[Goal]
From the entries below, gather every line containing the string "source".

[Information provided]
-*-

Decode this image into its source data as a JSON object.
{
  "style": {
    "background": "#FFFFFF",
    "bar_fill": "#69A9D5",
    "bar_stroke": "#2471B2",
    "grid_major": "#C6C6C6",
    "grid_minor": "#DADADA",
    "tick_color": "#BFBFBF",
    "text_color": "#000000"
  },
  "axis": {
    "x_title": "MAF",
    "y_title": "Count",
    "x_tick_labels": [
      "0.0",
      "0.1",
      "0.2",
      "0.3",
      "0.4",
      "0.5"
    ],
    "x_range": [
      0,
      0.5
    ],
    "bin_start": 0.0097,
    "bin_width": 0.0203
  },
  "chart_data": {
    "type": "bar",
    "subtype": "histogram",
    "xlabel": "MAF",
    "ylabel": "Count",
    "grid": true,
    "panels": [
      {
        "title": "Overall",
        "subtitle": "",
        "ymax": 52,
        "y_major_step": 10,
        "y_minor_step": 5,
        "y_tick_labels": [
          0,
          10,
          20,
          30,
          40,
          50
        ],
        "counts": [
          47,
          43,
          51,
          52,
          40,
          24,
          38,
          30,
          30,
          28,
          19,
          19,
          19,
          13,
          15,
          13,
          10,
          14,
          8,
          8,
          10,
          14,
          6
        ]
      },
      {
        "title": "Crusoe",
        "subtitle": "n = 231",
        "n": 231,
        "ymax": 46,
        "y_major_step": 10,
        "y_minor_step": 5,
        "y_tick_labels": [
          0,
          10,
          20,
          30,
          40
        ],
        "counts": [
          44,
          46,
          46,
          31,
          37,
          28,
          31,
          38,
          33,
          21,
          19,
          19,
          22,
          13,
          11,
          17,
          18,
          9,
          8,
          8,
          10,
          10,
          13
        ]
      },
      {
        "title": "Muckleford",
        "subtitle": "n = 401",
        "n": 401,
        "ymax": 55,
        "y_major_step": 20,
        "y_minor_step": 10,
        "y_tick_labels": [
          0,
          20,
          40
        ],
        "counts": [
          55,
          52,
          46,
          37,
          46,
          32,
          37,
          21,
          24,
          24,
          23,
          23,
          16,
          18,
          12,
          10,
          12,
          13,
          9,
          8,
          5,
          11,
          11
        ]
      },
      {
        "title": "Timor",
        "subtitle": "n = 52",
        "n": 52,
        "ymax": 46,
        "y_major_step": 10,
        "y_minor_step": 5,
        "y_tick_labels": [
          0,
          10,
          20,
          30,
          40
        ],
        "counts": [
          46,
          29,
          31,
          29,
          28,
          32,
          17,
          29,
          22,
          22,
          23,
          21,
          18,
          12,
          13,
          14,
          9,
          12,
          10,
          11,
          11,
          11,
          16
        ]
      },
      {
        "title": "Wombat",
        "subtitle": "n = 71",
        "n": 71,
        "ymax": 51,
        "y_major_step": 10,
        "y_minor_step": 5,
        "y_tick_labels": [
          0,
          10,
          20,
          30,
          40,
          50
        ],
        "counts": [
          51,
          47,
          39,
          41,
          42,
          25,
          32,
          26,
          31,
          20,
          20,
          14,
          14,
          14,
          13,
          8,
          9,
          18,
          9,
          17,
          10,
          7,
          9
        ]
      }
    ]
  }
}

-*-

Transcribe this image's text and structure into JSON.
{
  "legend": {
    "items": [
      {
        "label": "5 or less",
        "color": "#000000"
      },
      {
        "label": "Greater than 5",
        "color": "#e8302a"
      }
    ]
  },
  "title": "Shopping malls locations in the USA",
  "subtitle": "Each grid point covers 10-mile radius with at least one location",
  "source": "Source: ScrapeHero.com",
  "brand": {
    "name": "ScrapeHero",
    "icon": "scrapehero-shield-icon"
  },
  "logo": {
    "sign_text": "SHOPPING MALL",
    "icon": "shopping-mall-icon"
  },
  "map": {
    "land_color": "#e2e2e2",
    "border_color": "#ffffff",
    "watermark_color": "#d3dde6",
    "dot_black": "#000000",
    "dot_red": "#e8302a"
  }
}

-*-

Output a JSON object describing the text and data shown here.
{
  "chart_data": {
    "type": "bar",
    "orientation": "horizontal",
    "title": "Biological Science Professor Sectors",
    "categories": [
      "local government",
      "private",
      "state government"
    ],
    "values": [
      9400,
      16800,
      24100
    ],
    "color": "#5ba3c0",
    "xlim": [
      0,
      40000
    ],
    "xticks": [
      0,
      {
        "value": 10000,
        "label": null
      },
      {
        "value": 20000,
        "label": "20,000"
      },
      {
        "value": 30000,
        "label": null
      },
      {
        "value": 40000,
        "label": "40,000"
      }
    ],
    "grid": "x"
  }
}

-*-

[The reply]
Decode this image into its source data as a JSON object.
  "source": "Source: ScrapeHero.com",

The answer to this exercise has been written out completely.